┌────────
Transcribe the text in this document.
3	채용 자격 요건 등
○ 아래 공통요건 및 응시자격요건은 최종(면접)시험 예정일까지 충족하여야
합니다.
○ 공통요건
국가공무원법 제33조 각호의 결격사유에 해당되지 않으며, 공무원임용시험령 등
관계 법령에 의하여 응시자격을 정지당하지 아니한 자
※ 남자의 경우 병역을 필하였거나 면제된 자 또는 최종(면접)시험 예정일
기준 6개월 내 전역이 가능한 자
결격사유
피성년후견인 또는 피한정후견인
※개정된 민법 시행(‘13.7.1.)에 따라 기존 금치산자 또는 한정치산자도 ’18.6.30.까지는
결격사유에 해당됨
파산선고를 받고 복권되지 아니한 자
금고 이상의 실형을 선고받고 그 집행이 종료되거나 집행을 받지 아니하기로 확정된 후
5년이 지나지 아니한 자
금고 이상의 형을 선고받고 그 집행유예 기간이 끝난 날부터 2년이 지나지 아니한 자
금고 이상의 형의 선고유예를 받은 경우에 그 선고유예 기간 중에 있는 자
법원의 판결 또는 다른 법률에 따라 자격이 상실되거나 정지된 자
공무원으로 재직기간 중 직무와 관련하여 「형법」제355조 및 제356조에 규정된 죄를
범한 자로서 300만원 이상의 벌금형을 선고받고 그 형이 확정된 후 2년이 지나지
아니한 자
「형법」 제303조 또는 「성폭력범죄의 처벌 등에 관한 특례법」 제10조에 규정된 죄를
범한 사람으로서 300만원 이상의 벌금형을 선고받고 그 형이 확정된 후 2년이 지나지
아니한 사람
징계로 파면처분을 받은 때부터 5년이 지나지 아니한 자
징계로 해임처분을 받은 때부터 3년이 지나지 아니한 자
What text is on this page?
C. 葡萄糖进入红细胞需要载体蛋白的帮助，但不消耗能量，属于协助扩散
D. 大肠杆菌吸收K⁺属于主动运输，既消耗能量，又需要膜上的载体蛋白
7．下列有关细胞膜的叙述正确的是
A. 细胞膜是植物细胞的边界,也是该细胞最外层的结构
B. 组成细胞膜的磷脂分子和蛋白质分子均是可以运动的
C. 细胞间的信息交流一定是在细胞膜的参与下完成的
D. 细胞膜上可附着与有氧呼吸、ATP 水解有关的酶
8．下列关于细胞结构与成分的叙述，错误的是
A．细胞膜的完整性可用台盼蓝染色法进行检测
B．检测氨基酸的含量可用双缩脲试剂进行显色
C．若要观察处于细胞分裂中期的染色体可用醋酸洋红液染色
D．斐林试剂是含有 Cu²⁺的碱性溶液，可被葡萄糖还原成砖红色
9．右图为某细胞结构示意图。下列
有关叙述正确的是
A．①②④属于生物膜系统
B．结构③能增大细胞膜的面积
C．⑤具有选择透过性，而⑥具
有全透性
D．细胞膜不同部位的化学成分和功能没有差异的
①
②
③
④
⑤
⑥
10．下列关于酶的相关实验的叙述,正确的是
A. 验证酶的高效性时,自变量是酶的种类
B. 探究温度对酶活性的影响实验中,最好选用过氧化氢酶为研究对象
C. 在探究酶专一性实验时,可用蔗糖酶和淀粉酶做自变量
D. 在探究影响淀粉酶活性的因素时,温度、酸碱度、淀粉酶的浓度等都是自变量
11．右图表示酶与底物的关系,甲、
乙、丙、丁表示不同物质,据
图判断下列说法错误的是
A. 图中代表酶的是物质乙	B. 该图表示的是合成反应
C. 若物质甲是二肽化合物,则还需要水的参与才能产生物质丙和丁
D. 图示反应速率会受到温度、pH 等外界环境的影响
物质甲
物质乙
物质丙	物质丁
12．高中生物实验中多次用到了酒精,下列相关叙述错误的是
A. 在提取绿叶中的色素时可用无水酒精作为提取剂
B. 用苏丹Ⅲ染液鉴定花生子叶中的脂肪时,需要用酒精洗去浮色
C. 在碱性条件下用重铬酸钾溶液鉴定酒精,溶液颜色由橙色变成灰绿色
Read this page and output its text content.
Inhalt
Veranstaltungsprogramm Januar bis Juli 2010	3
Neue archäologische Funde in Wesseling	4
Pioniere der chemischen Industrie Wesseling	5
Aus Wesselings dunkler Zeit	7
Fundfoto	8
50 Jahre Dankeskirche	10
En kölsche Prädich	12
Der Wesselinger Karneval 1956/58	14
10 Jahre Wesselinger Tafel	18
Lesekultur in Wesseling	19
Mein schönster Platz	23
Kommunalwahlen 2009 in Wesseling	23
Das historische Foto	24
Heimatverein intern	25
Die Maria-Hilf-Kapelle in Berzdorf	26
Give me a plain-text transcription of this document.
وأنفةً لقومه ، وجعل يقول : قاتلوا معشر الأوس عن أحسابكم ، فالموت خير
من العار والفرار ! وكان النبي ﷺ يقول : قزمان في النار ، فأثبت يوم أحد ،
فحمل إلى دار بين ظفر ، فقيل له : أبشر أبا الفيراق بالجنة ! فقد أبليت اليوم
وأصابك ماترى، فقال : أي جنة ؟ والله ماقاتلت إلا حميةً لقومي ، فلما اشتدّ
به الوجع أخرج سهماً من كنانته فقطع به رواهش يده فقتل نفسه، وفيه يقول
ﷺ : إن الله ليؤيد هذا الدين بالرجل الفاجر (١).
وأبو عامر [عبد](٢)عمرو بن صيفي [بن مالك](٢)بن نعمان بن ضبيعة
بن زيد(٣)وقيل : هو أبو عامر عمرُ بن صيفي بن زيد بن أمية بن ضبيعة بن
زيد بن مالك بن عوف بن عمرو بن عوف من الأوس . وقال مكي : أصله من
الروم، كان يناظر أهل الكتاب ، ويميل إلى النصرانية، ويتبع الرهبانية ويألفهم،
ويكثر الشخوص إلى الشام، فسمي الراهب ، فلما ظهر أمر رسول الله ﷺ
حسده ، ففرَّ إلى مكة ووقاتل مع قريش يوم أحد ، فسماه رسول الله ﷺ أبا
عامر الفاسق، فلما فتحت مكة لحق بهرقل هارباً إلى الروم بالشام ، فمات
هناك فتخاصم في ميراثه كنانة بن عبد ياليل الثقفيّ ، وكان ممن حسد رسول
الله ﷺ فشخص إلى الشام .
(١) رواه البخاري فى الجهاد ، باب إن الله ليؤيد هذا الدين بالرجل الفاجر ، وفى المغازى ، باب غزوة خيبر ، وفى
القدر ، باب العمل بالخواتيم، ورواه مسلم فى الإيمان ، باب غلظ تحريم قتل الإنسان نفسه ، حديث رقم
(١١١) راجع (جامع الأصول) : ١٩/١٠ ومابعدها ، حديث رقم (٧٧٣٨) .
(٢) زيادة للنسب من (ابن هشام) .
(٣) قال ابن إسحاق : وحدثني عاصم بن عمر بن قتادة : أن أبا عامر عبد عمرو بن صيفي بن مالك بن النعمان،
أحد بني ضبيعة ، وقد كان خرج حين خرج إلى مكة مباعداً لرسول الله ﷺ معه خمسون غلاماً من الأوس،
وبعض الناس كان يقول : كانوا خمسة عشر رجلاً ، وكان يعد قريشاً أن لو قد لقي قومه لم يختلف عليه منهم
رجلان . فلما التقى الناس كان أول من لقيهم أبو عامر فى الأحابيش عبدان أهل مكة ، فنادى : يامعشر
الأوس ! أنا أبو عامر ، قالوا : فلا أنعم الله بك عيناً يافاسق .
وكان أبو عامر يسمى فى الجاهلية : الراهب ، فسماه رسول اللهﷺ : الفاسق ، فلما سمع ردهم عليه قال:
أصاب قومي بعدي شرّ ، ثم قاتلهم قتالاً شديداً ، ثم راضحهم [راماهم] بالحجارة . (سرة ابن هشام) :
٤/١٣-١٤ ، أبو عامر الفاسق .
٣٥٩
└────────
Out of the material above, select every line that holds the string "نفسه".

به الوجع أخرج سهماً من كنانته فقطع به رواهش يده فقتل نفسه، وفيه يقول
القدر ، باب العمل بالخواتيم، ورواه مسلم فى الإيمان ، باب غلظ تحريم قتل الإنسان نفسه ، حديث رقم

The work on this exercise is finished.